▸ JOB:
Copy the lines below word for word, starting at the line with "callout-circle <box>625 437 665 477</box>" and ending at the line with "label-tee: TEE <box>731 601 754 615</box>", including both of those lines.

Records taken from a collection

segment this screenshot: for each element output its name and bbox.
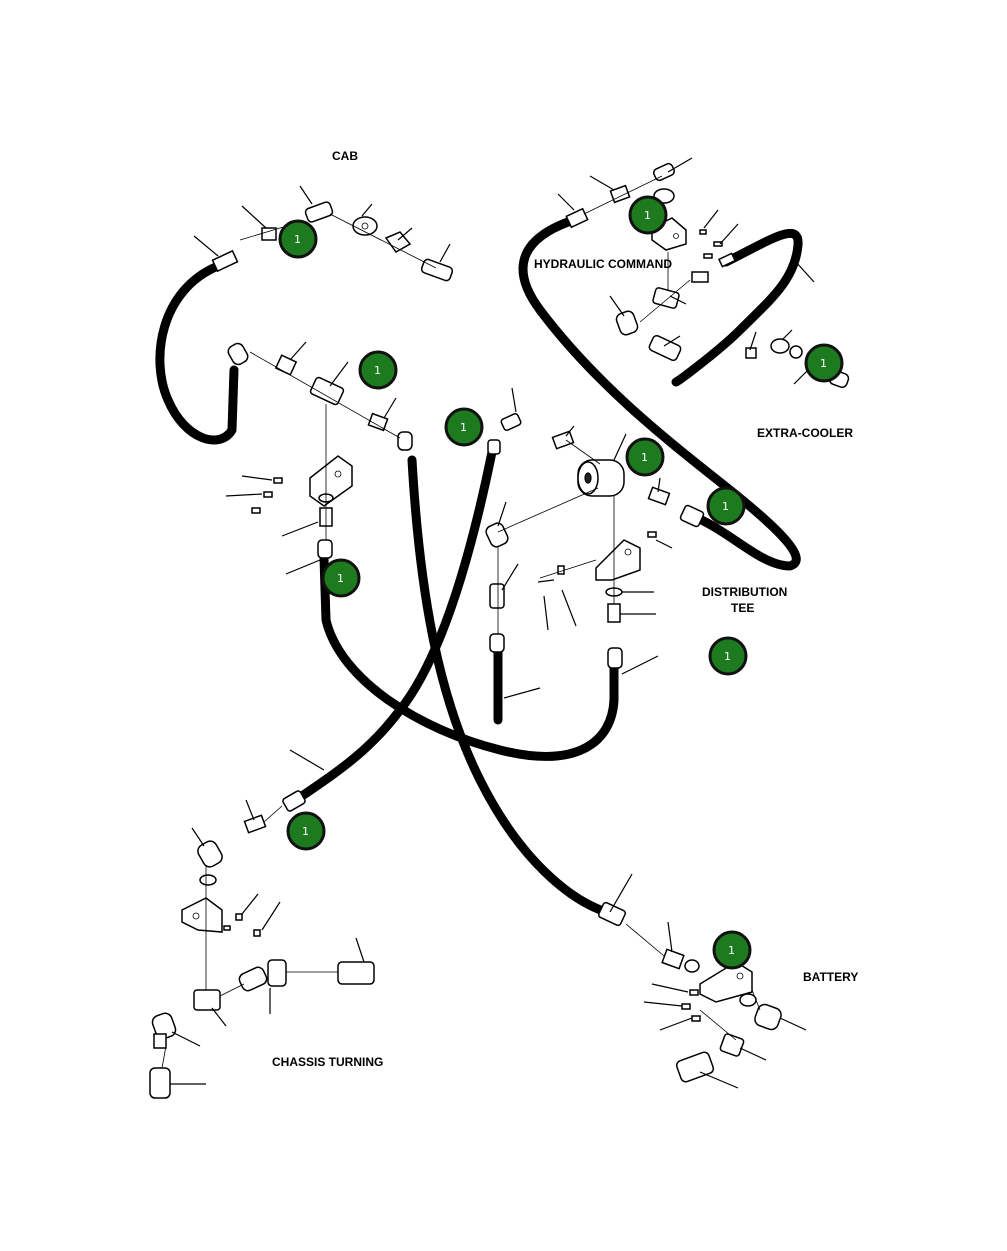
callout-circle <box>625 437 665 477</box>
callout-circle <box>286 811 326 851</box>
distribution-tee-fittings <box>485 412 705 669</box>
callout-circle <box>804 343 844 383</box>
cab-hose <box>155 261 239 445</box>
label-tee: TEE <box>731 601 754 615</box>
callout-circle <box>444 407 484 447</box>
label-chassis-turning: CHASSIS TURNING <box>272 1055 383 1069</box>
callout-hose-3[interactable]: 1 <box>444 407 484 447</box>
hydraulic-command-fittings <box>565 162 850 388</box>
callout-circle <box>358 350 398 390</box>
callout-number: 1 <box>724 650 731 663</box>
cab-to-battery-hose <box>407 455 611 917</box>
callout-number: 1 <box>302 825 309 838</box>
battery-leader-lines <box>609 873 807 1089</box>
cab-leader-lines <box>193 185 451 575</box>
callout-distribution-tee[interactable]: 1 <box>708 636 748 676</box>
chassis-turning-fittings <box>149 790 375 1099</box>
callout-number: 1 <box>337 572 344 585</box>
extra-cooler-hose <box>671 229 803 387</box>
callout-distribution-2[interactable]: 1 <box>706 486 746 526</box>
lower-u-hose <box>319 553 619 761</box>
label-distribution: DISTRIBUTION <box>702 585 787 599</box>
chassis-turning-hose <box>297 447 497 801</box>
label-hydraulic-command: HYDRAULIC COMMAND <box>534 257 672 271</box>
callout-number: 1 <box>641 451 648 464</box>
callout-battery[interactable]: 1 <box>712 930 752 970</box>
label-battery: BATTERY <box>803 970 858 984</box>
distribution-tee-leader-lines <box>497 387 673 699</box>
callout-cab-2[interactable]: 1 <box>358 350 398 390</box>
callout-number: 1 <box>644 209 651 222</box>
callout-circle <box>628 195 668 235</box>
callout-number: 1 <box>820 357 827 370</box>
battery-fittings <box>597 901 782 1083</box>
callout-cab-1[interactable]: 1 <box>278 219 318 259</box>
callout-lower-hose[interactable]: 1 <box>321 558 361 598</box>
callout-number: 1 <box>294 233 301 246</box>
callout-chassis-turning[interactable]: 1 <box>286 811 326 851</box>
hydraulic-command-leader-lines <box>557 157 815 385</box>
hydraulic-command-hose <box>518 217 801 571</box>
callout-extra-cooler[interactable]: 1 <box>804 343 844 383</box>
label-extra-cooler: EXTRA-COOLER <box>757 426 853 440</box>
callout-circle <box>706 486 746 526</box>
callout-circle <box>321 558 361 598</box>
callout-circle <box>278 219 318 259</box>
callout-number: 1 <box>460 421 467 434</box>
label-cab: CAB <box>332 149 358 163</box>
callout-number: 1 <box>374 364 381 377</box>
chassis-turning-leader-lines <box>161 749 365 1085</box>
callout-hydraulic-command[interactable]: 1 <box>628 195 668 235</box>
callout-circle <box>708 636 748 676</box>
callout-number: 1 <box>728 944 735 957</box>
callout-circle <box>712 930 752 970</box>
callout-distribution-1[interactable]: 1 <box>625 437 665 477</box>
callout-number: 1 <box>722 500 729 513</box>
...
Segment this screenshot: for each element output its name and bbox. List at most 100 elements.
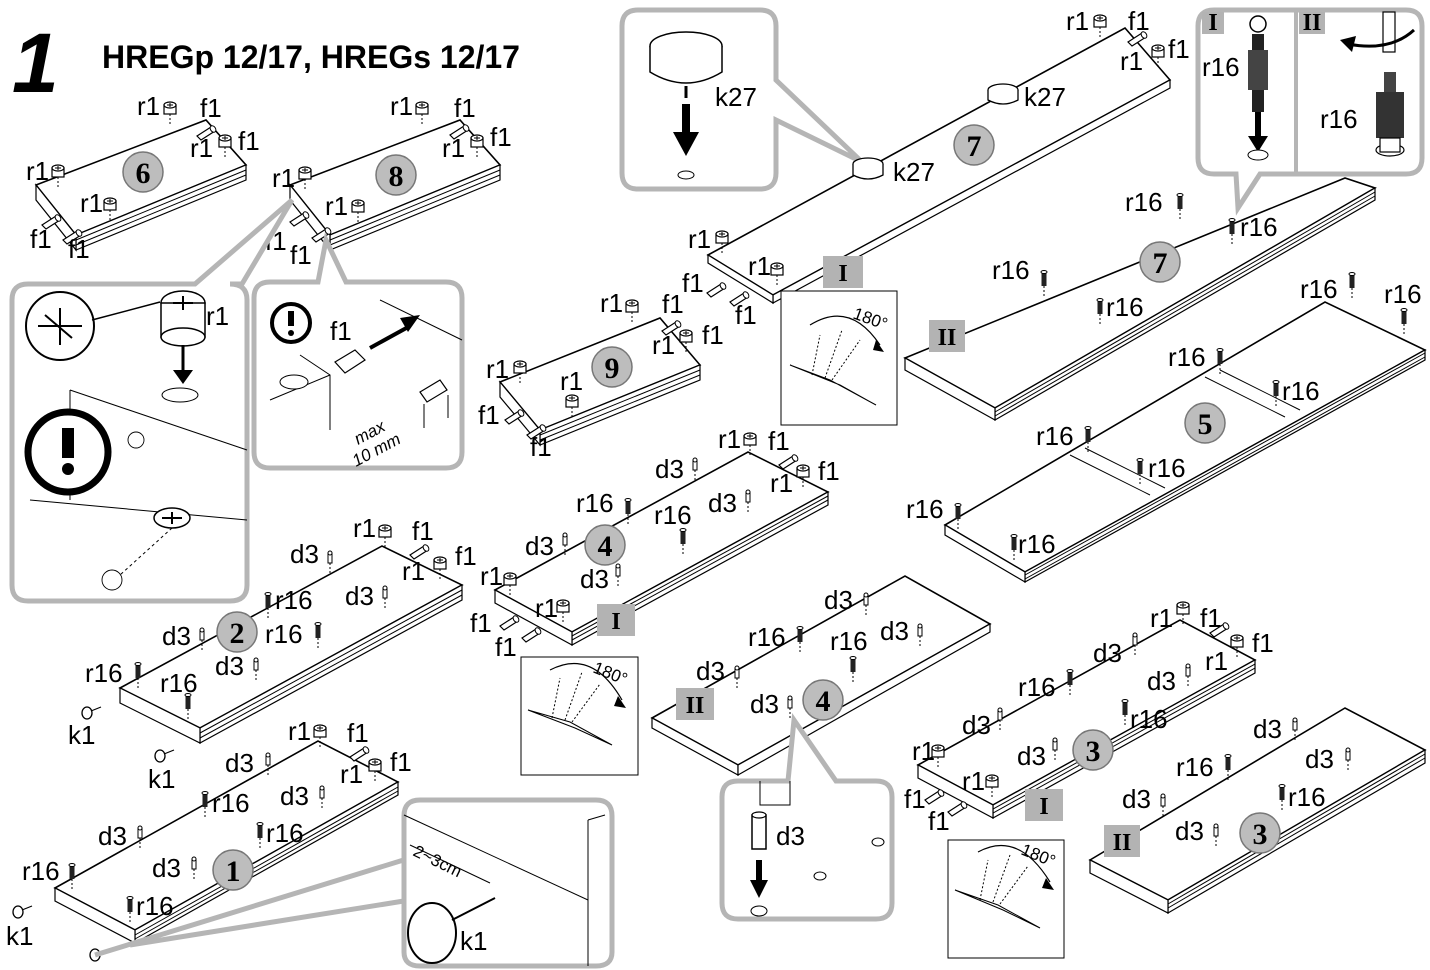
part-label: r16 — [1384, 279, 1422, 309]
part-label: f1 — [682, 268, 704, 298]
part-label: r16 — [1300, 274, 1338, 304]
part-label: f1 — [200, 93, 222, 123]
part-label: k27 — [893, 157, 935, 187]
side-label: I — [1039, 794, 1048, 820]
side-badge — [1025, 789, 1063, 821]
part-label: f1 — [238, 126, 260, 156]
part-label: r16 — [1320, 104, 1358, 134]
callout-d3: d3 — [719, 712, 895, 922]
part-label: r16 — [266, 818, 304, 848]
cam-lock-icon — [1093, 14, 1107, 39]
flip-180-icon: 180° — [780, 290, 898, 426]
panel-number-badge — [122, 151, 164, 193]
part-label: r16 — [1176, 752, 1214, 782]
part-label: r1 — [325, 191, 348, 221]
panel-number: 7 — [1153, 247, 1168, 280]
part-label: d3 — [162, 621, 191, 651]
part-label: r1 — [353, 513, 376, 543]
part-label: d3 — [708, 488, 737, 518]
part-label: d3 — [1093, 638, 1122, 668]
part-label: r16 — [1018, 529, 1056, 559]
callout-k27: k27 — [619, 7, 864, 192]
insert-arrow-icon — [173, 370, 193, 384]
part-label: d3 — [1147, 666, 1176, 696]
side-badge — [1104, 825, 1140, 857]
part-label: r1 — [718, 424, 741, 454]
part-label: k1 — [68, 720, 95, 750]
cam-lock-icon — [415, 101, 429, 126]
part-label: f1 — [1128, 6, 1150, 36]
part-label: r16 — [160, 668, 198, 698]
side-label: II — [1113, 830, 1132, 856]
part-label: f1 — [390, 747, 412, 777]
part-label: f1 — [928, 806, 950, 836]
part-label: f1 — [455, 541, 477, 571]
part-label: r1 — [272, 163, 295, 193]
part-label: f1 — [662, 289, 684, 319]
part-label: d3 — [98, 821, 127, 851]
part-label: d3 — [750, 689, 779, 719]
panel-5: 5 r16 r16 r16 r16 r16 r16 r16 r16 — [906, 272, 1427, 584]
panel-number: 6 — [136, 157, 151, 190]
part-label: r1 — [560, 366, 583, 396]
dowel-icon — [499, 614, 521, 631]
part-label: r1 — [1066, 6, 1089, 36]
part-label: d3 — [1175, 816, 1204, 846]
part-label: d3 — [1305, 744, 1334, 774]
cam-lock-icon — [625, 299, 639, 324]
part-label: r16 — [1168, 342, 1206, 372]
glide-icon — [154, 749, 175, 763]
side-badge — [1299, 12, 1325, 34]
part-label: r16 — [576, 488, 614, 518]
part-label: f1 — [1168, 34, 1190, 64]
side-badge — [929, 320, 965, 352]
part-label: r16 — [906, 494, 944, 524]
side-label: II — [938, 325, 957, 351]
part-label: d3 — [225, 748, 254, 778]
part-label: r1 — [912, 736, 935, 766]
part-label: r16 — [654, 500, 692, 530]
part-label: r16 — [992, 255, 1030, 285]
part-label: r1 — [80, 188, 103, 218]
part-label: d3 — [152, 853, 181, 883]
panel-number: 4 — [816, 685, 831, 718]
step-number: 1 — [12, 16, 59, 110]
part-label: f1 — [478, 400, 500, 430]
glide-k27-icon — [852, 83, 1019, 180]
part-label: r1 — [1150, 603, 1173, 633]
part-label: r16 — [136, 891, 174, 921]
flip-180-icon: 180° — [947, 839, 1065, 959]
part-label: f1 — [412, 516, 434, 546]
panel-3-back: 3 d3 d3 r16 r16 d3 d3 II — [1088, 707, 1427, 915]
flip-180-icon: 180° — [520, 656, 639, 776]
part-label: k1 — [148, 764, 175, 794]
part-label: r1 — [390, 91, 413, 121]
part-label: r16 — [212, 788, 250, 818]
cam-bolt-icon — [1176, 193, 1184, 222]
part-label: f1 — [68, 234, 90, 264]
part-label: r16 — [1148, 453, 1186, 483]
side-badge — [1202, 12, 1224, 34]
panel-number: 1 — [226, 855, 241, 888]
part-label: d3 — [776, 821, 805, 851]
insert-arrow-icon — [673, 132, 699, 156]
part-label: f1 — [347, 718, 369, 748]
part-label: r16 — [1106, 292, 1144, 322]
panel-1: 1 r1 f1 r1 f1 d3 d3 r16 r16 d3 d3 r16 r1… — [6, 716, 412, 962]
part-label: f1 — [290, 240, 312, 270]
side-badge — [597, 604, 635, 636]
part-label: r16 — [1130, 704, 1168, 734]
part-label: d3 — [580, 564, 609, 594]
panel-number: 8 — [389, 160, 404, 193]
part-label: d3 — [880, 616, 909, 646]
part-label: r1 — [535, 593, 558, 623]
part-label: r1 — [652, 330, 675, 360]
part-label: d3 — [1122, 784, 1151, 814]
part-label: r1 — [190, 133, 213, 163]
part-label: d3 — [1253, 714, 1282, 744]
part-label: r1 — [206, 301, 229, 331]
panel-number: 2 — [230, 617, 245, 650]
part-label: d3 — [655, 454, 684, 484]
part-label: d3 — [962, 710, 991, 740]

▸ RESPONSE TO THIS TASK:
callout-circle <box>625 437 665 477</box>
callout-circle <box>286 811 326 851</box>
distribution-tee-fittings <box>485 412 705 669</box>
callout-circle <box>804 343 844 383</box>
cab-hose <box>155 261 239 445</box>
label-tee: TEE <box>731 601 754 615</box>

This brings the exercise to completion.